[INSTRUCTIONS TO FOLLOW] Output the entries word for word. Omit images.

┄┄┄┄┄┄┄┄┄┄

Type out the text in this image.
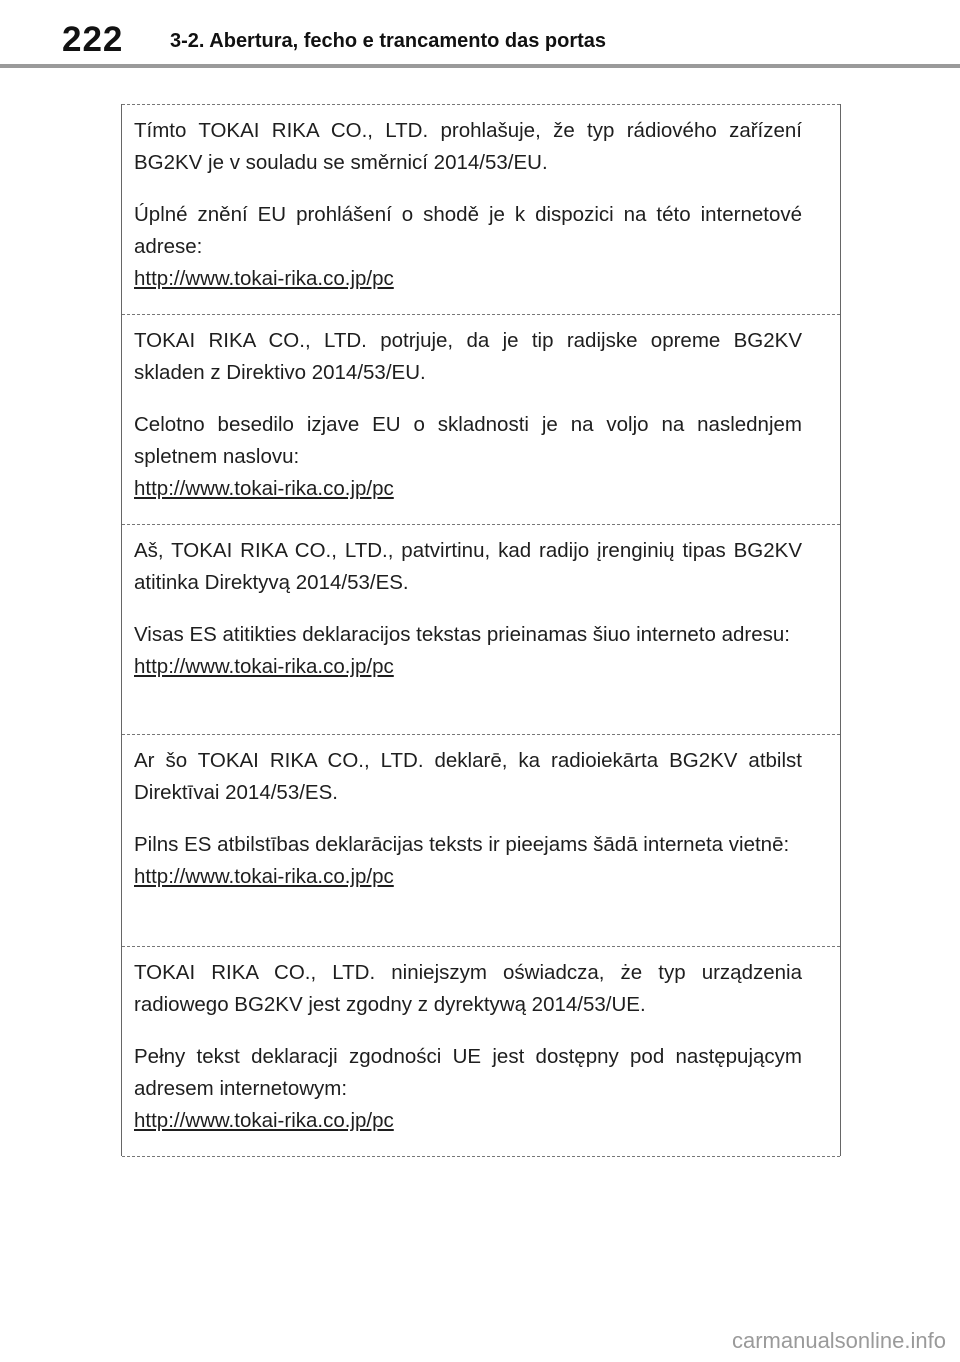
222 3-2. Abertura, fecho e trancamento das portas

Tímto TOKAI RIKA CO., LTD. prohlašuje, že typ rádiového zařízení BG2KV je v souladu se směrnicí 2014/53/EU.

Úplné znění EU prohlášení o shodě je k dispozici na této internetové adrese:

http://www.tokai-rika.co.jp/pc

TOKAI RIKA CO., LTD. potrjuje, da je tip radijske opreme BG2KV skladen z Direktivo 2014/53/EU.

Celotno besedilo izjave EU o skladnosti je na voljo na naslednjem spletnem naslovu:

http://www.tokai-rika.co.jp/pc

Aš, TOKAI RIKA CO., LTD., patvirtinu, kad radijo įrenginių tipas BG2KV atitinka Direktyvą 2014/53/ES.

Visas ES atitikties deklaracijos tekstas prieinamas šiuo interneto adresu:

http://www.tokai-rika.co.jp/pc

Ar šo TOKAI RIKA CO., LTD. deklarē, ka radioiekārta BG2KV atbilst Direktīvai 2014/53/ES.

Pilns ES atbilstības deklarācijas teksts ir pieejams šādā interneta vietnē:

http://www.tokai-rika.co.jp/pc

TOKAI RIKA CO., LTD. niniejszym oświadcza, że typ urządzenia radiowego BG2KV jest zgodny z dyrektywą 2014/53/UE.

Pełny tekst deklaracji zgodności UE jest dostępny pod następującym adresem internetowym:

http://www.tokai-rika.co.jp/pc
carmanualsonline.info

┄┄┄┄┄┄┄┄┄┄

[IN RESPONSE]
Type out the text in this image.
222 3-2. Abertura, fecho e trancamento das portas

Tímto TOKAI RIKA CO., LTD. prohlašuje, že typ rádiového zařízení BG2KV je v souladu se směrnicí 2014/53/EU.

Úplné znění EU prohlášení o shodě je k dispozici na této internetové adrese:

http://www.tokai-rika.co.jp/pc

TOKAI RIKA CO., LTD. potrjuje, da je tip radijske opreme BG2KV skladen z Direktivo 2014/53/EU.

Celotno besedilo izjave EU o skladnosti je na voljo na naslednjem spletnem naslovu:

http://www.tokai-rika.co.jp/pc

Aš, TOKAI RIKA CO., LTD., patvirtinu, kad radijo įrenginių tipas BG2KV atitinka Direktyvą 2014/53/ES.

Visas ES atitikties deklaracijos tekstas prieinamas šiuo interneto adresu:

http://www.tokai-rika.co.jp/pc

Ar šo TOKAI RIKA CO., LTD. deklarē, ka radioiekārta BG2KV atbilst Direktīvai 2014/53/ES.

Pilns ES atbilstības deklarācijas teksts ir pieejams šādā interneta vietnē:

http://www.tokai-rika.co.jp/pc

TOKAI RIKA CO., LTD. niniejszym oświadcza, że typ urządzenia radiowego BG2KV jest zgodny z dyrektywą 2014/53/UE.

Pełny tekst deklaracji zgodności UE jest dostępny pod następującym adresem internetowym:

http://www.tokai-rika.co.jp/pc
carmanualsonline.info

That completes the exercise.